WHAT YOU WILL DO — Please repeat all of the lines that follow, exactly as written.

Data items —
# # # # # # #

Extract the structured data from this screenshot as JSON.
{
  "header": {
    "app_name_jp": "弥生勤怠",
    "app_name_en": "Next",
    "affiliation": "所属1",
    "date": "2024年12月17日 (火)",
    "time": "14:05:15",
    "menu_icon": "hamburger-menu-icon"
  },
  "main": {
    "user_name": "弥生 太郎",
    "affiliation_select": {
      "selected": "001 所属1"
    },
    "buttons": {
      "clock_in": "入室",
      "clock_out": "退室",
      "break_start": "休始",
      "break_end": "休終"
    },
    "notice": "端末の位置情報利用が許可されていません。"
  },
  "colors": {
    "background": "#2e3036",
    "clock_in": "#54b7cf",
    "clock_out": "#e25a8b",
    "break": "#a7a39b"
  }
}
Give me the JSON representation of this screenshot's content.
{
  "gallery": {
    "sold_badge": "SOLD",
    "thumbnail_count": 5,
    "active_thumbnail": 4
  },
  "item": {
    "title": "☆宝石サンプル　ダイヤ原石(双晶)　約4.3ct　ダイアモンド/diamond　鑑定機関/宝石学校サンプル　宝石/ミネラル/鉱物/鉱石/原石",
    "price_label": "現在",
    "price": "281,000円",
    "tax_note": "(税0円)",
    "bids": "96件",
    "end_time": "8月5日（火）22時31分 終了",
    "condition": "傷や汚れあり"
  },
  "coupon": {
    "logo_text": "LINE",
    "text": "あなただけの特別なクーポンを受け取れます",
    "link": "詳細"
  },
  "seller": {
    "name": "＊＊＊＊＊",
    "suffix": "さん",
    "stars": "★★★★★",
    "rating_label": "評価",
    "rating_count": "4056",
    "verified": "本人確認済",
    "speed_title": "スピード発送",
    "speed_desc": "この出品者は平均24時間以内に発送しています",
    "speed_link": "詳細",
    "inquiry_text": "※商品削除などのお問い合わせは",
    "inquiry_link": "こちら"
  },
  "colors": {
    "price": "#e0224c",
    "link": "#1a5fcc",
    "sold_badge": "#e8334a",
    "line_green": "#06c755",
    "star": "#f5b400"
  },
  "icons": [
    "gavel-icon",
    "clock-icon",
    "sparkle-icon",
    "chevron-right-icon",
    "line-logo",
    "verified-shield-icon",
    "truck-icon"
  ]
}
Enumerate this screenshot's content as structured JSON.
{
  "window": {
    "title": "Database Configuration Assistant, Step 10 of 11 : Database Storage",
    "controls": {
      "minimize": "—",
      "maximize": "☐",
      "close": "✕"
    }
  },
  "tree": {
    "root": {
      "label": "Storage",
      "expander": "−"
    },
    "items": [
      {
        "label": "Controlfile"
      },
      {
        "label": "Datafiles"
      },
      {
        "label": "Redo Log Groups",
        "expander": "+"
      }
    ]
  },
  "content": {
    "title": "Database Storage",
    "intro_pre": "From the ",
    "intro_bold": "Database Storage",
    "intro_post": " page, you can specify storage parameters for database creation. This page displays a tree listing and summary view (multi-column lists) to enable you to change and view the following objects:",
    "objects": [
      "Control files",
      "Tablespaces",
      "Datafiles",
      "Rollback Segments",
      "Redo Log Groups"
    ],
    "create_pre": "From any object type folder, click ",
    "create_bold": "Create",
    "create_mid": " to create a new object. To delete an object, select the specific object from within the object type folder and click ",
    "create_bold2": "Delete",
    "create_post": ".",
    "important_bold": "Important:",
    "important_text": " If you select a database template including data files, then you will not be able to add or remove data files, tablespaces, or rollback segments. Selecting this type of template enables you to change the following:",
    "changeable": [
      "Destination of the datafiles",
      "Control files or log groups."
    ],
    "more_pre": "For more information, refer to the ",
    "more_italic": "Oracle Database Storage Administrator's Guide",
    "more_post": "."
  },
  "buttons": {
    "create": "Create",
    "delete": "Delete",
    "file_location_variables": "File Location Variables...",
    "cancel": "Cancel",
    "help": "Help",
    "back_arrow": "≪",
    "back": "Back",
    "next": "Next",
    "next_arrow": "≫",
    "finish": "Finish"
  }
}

# # # # # # #

COMPLETE ANSWER —
Extract the structured data from this screenshot as JSON.
{
  "header": {
    "app_name_jp": "弥生勤怠",
    "app_name_en": "Next",
    "affiliation": "所属1",
    "date": "2024年12月17日 (火)",
    "time": "14:05:15",
    "menu_icon": "hamburger-menu-icon"
  },
  "main": {
    "user_name": "弥生 太郎",
    "affiliation_select": {
      "selected": "001 所属1"
    },
    "buttons": {
      "clock_in": "入室",
      "clock_out": "退室",
      "break_start": "休始",
      "break_end": "休終"
    },
    "notice": "端末の位置情報利用が許可されていません。"
  },
  "colors": {
    "background": "#2e3036",
    "clock_in": "#54b7cf",
    "clock_out": "#e25a8b",
    "break": "#a7a39b"
  }
}
Give me the JSON representation of this screenshot's content.
{
  "gallery": {
    "sold_badge": "SOLD",
    "thumbnail_count": 5,
    "active_thumbnail": 4
  },
  "item": {
    "title": "☆宝石サンプル　ダイヤ原石(双晶)　約4.3ct　ダイアモンド/diamond　鑑定機関/宝石学校サンプル　宝石/ミネラル/鉱物/鉱石/原石",
    "price_label": "現在",
    "price": "281,000円",
    "tax_note": "(税0円)",
    "bids": "96件",
    "end_time": "8月5日（火）22時31分 終了",
    "condition": "傷や汚れあり"
  },
  "coupon": {
    "logo_text": "LINE",
    "text": "あなただけの特別なクーポンを受け取れます",
    "link": "詳細"
  },
  "seller": {
    "name": "＊＊＊＊＊",
    "suffix": "さん",
    "stars": "★★★★★",
    "rating_label": "評価",
    "rating_count": "4056",
    "verified": "本人確認済",
    "speed_title": "スピード発送",
    "speed_desc": "この出品者は平均24時間以内に発送しています",
    "speed_link": "詳細",
    "inquiry_text": "※商品削除などのお問い合わせは",
    "inquiry_link": "こちら"
  },
  "colors": {
    "price": "#e0224c",
    "link": "#1a5fcc",
    "sold_badge": "#e8334a",
    "line_green": "#06c755",
    "star": "#f5b400"
  },
  "icons": [
    "gavel-icon",
    "clock-icon",
    "sparkle-icon",
    "chevron-right-icon",
    "line-logo",
    "verified-shield-icon",
    "truck-icon"
  ]
}
Enumerate this screenshot's content as structured JSON.
{
  "window": {
    "title": "Database Configuration Assistant, Step 10 of 11 : Database Storage",
    "controls": {
      "minimize": "—",
      "maximize": "☐",
      "close": "✕"
    }
  },
  "tree": {
    "root": {
      "label": "Storage",
      "expander": "−"
    },
    "items": [
      {
        "label": "Controlfile"
      },
      {
        "label": "Datafiles"
      },
      {
        "label": "Redo Log Groups",
        "expander": "+"
      }
    ]
  },
  "content": {
    "title": "Database Storage",
    "intro_pre": "From the ",
    "intro_bold": "Database Storage",
    "intro_post": " page, you can specify storage parameters for database creation. This page displays a tree listing and summary view (multi-column lists) to enable you to change and view the following objects:",
    "objects": [
      "Control files",
      "Tablespaces",
      "Datafiles",
      "Rollback Segments",
      "Redo Log Groups"
    ],
    "create_pre": "From any object type folder, click ",
    "create_bold": "Create",
    "create_mid": " to create a new object. To delete an object, select the specific object from within the object type folder and click ",
    "create_bold2": "Delete",
    "create_post": ".",
    "important_bold": "Important:",
    "important_text": " If you select a database template including data files, then you will not be able to add or remove data files, tablespaces, or rollback segments. Selecting this type of template enables you to change the following:",
    "changeable": [
      "Destination of the datafiles",
      "Control files or log groups."
    ],
    "more_pre": "For more information, refer to the ",
    "more_italic": "Oracle Database Storage Administrator's Guide",
    "more_post": "."
  },
  "buttons": {
    "create": "Create",
    "delete": "Delete",
    "file_location_variables": "File Location Variables...",
    "cancel": "Cancel",
    "help": "Help",
    "back_arrow": "≪",
    "back": "Back",
    "next": "Next",
    "next_arrow": "≫",
    "finish": "Finish"
  }
}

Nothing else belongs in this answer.